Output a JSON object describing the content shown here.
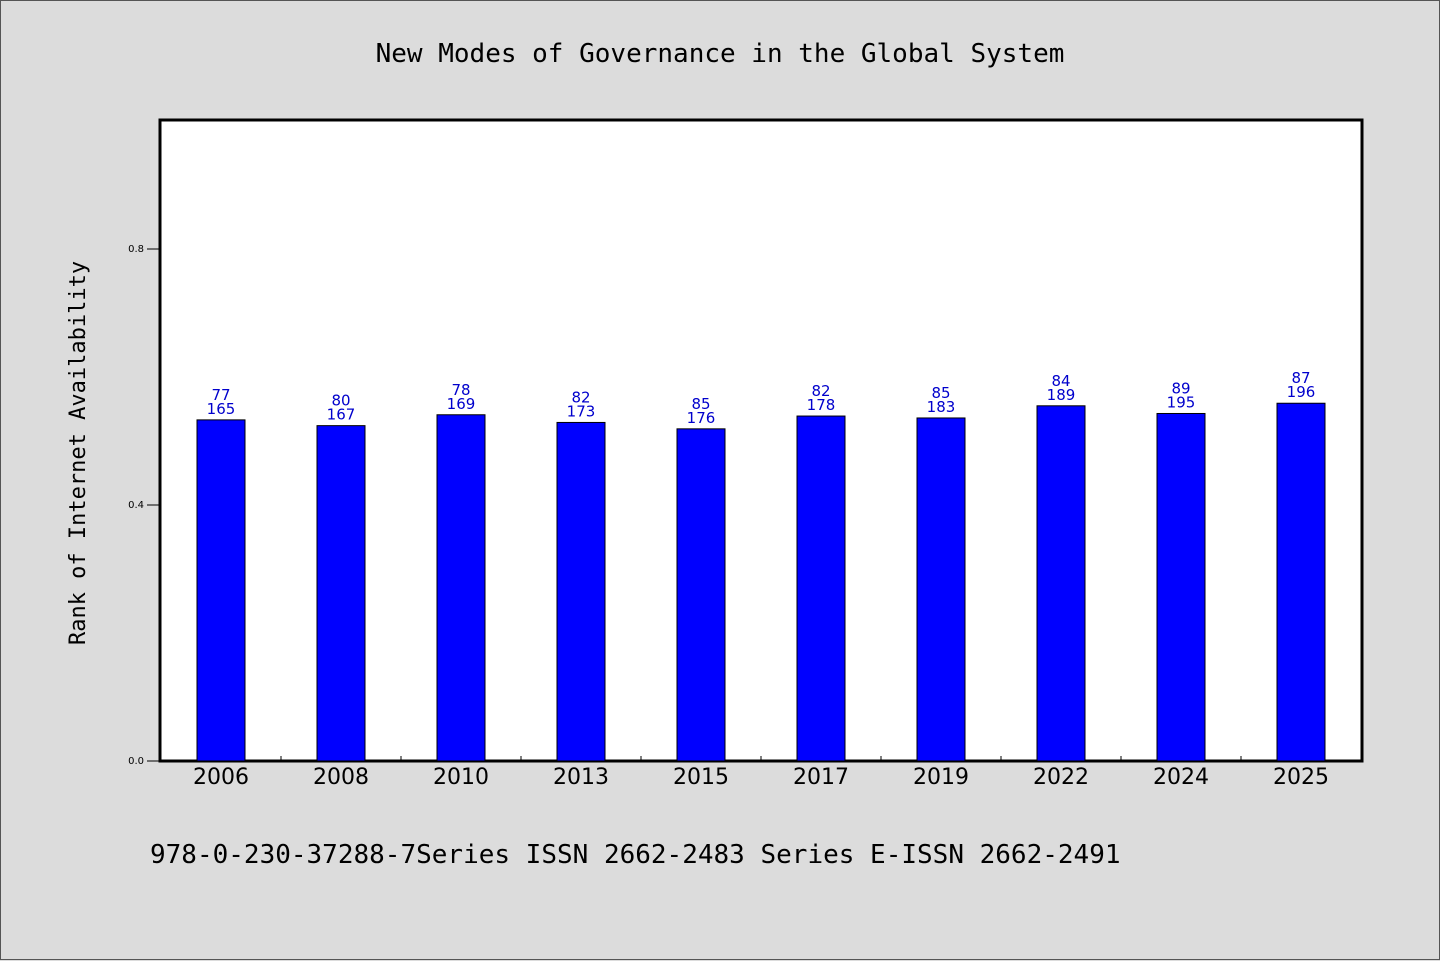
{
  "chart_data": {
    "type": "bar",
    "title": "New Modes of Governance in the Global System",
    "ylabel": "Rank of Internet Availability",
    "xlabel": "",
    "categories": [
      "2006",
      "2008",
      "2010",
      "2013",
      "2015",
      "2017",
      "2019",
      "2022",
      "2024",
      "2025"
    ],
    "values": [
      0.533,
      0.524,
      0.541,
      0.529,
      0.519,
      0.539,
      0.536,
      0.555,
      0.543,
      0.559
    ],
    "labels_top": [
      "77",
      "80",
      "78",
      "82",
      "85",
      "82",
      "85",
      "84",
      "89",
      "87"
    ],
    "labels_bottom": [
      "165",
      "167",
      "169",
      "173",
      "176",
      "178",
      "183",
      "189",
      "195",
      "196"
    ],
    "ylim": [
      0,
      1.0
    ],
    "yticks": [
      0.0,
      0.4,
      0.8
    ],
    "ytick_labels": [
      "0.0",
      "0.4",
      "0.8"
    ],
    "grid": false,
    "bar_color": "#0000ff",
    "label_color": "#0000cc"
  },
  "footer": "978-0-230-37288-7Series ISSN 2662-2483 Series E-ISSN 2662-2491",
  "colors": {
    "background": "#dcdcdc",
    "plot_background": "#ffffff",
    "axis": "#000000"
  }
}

■ **Problem statement**:
Extract the text of all the records above verbatim, excluding pictures.

■ **Output**:
Output a JSON object describing the content shown here.
{
  "chart_data": {
    "type": "bar",
    "title": "New Modes of Governance in the Global System",
    "ylabel": "Rank of Internet Availability",
    "xlabel": "",
    "categories": [
      "2006",
      "2008",
      "2010",
      "2013",
      "2015",
      "2017",
      "2019",
      "2022",
      "2024",
      "2025"
    ],
    "values": [
      0.533,
      0.524,
      0.541,
      0.529,
      0.519,
      0.539,
      0.536,
      0.555,
      0.543,
      0.559
    ],
    "labels_top": [
      "77",
      "80",
      "78",
      "82",
      "85",
      "82",
      "85",
      "84",
      "89",
      "87"
    ],
    "labels_bottom": [
      "165",
      "167",
      "169",
      "173",
      "176",
      "178",
      "183",
      "189",
      "195",
      "196"
    ],
    "ylim": [
      0,
      1.0
    ],
    "yticks": [
      0.0,
      0.4,
      0.8
    ],
    "ytick_labels": [
      "0.0",
      "0.4",
      "0.8"
    ],
    "grid": false,
    "bar_color": "#0000ff",
    "label_color": "#0000cc"
  },
  "footer": "978-0-230-37288-7Series ISSN 2662-2483 Series E-ISSN 2662-2491",
  "colors": {
    "background": "#dcdcdc",
    "plot_background": "#ffffff",
    "axis": "#000000"
  }
}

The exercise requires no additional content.